• [Excerpted data]:
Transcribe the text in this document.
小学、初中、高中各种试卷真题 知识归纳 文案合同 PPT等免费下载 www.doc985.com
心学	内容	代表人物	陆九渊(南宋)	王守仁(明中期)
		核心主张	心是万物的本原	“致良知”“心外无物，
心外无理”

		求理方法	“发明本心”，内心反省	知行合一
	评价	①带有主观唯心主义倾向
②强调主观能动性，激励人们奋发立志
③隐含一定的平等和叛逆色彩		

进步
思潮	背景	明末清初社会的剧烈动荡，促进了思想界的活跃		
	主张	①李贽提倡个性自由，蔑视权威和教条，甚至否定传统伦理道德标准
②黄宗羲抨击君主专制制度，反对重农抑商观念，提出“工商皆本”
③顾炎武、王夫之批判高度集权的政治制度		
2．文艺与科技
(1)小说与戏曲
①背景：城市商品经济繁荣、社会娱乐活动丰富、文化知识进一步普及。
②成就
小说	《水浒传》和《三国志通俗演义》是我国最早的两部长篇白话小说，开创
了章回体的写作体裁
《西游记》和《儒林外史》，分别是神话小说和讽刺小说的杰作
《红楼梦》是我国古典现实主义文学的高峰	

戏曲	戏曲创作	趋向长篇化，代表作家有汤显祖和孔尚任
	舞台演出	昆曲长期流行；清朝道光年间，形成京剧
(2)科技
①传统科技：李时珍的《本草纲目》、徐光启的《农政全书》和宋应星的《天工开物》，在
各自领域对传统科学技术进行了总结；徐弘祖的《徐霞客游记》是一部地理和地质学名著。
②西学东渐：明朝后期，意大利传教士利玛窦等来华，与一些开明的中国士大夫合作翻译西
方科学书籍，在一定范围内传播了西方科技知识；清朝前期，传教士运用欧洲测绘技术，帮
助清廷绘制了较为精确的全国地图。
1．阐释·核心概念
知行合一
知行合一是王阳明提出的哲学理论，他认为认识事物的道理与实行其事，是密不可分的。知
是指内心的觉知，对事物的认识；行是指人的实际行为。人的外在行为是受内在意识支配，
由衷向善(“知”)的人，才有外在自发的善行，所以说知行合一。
* * *
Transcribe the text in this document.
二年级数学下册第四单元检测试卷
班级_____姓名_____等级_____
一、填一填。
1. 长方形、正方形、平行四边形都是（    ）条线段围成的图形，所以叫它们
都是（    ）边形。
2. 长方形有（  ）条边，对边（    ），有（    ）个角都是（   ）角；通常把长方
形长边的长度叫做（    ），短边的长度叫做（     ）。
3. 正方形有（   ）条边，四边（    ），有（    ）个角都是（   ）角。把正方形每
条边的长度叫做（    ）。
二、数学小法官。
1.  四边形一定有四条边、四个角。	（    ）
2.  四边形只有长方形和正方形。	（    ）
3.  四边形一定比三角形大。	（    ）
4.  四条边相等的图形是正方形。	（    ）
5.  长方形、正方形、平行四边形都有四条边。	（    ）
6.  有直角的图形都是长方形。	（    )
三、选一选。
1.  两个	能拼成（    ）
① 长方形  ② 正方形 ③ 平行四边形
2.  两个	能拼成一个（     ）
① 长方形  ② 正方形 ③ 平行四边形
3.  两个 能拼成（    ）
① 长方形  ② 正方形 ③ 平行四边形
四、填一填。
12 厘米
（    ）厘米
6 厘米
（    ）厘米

• [Task prompt]: Check each line of the material above for "个角都是" and say how many lines contain it, giving the number alone.

• [Output for this exercise]: 2